• Exercise details
Give the number of lines that contain the string "серии", please, and nothing else.

--- start Data supplied ---

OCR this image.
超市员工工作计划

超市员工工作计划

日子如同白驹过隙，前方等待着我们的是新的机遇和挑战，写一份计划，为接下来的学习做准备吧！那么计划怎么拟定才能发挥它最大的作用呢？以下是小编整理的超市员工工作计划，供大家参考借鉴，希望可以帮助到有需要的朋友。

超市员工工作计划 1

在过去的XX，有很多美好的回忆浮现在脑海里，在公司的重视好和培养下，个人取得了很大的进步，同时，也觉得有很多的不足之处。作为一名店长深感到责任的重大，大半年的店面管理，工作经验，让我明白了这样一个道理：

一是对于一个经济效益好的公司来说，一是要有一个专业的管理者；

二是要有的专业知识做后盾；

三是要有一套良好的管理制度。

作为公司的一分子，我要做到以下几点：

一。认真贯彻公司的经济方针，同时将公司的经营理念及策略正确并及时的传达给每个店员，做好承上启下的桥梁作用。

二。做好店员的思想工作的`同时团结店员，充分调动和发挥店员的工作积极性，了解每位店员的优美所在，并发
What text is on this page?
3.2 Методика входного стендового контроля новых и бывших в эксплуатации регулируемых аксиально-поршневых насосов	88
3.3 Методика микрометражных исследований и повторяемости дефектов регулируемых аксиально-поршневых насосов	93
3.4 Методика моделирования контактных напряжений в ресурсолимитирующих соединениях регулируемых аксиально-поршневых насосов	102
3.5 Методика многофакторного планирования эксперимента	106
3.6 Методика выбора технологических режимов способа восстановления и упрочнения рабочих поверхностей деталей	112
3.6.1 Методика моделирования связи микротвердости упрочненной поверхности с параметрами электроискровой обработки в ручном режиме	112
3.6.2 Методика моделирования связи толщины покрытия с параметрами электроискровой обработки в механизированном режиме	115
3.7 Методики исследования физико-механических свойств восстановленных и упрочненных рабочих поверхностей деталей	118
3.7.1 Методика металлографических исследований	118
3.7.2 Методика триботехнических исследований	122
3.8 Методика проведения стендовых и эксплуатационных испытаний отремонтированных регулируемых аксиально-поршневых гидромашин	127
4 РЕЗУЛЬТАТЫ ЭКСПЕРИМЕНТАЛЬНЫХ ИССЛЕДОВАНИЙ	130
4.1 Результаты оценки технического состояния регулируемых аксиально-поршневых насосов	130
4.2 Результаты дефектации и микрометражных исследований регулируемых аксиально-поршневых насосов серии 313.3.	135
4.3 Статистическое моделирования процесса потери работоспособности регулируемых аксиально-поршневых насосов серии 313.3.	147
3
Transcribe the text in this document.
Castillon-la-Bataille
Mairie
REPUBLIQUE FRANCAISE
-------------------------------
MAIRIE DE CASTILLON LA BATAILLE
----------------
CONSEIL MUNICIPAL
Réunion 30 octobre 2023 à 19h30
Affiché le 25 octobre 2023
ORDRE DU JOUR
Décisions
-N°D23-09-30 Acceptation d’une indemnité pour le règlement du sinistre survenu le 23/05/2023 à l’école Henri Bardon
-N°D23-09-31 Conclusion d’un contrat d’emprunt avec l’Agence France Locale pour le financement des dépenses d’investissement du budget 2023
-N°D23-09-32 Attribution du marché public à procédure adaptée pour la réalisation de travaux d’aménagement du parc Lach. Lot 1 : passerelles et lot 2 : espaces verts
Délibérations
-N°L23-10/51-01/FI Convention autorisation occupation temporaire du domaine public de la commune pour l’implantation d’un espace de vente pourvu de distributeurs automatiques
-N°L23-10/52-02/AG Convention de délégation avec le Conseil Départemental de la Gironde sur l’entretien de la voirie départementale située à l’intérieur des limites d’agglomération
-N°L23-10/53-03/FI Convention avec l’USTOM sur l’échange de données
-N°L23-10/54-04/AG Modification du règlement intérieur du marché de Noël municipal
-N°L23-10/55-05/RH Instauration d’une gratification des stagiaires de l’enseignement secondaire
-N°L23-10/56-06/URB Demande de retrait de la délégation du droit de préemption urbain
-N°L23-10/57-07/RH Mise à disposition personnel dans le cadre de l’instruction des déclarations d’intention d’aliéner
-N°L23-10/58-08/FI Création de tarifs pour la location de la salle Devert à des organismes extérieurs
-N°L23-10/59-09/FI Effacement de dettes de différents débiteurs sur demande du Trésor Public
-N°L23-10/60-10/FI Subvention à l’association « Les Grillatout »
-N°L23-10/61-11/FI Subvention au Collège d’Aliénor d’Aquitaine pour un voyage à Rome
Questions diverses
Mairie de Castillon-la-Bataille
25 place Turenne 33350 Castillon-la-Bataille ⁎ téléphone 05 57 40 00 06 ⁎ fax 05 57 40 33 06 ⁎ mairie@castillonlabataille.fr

--- end Data supplied ---

• Result for this exercise
2